-- START Records shown --

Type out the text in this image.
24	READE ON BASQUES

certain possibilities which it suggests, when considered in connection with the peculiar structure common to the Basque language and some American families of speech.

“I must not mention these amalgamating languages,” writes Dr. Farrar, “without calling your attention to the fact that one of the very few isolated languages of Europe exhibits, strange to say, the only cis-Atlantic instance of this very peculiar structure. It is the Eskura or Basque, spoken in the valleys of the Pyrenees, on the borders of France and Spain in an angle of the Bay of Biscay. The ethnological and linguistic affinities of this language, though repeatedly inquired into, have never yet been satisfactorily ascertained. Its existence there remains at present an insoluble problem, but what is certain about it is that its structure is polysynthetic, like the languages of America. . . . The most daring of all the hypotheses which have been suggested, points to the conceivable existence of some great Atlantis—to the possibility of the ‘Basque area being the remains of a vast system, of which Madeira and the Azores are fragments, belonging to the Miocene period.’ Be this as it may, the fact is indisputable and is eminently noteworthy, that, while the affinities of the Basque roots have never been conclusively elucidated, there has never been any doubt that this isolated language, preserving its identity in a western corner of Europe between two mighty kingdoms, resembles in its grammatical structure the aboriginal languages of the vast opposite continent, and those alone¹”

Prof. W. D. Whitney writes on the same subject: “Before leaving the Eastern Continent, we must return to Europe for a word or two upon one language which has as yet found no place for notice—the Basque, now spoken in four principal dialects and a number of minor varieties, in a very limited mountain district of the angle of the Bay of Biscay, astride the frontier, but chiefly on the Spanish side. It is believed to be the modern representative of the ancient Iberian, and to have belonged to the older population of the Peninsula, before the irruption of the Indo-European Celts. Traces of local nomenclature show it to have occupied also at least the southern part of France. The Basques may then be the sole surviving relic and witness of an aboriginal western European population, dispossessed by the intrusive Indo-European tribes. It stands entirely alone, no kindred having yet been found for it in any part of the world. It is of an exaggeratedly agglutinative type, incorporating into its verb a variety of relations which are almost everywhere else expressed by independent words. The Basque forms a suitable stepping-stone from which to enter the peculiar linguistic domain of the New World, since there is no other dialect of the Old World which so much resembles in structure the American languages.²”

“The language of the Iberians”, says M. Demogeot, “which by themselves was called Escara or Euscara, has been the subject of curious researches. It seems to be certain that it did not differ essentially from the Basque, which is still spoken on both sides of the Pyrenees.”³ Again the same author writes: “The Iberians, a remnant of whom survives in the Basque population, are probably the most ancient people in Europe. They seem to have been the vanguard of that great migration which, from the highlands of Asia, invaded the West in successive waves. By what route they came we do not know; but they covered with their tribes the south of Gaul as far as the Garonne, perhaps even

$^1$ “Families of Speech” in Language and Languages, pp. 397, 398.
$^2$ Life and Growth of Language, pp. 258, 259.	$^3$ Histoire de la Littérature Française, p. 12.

-- END Records shown --

**Instruction**
Give back the whole listing, word for word.

**Reply to the exercise**
Type out the text in this image.
24	READE ON BASQUES

certain possibilities which it suggests, when considered in connection with the peculiar structure common to the Basque language and some American families of speech.

“I must not mention these amalgamating languages,” writes Dr. Farrar, “without calling your attention to the fact that one of the very few isolated languages of Europe exhibits, strange to say, the only cis-Atlantic instance of this very peculiar structure. It is the Eskura or Basque, spoken in the valleys of the Pyrenees, on the borders of France and Spain in an angle of the Bay of Biscay. The ethnological and linguistic affinities of this language, though repeatedly inquired into, have never yet been satisfactorily ascertained. Its existence there remains at present an insoluble problem, but what is certain about it is that its structure is polysynthetic, like the languages of America. . . . The most daring of all the hypotheses which have been suggested, points to the conceivable existence of some great Atlantis—to the possibility of the ‘Basque area being the remains of a vast system, of which Madeira and the Azores are fragments, belonging to the Miocene period.’ Be this as it may, the fact is indisputable and is eminently noteworthy, that, while the affinities of the Basque roots have never been conclusively elucidated, there has never been any doubt that this isolated language, preserving its identity in a western corner of Europe between two mighty kingdoms, resembles in its grammatical structure the aboriginal languages of the vast opposite continent, and those alone¹”

Prof. W. D. Whitney writes on the same subject: “Before leaving the Eastern Continent, we must return to Europe for a word or two upon one language which has as yet found no place for notice—the Basque, now spoken in four principal dialects and a number of minor varieties, in a very limited mountain district of the angle of the Bay of Biscay, astride the frontier, but chiefly on the Spanish side. It is believed to be the modern representative of the ancient Iberian, and to have belonged to the older population of the Peninsula, before the irruption of the Indo-European Celts. Traces of local nomenclature show it to have occupied also at least the southern part of France. The Basques may then be the sole surviving relic and witness of an aboriginal western European population, dispossessed by the intrusive Indo-European tribes. It stands entirely alone, no kindred having yet been found for it in any part of the world. It is of an exaggeratedly agglutinative type, incorporating into its verb a variety of relations which are almost everywhere else expressed by independent words. The Basque forms a suitable stepping-stone from which to enter the peculiar linguistic domain of the New World, since there is no other dialect of the Old World which so much resembles in structure the American languages.²”

“The language of the Iberians”, says M. Demogeot, “which by themselves was called Escara or Euscara, has been the subject of curious researches. It seems to be certain that it did not differ essentially from the Basque, which is still spoken on both sides of the Pyrenees.”³ Again the same author writes: “The Iberians, a remnant of whom survives in the Basque population, are probably the most ancient people in Europe. They seem to have been the vanguard of that great migration which, from the highlands of Asia, invaded the West in successive waves. By what route they came we do not know; but they covered with their tribes the south of Gaul as far as the Garonne, perhaps even

$^1$ “Families of Speech” in Language and Languages, pp. 397, 398.
$^2$ Life and Growth of Language, pp. 258, 259.	$^3$ Histoire de la Littérature Française, p. 12.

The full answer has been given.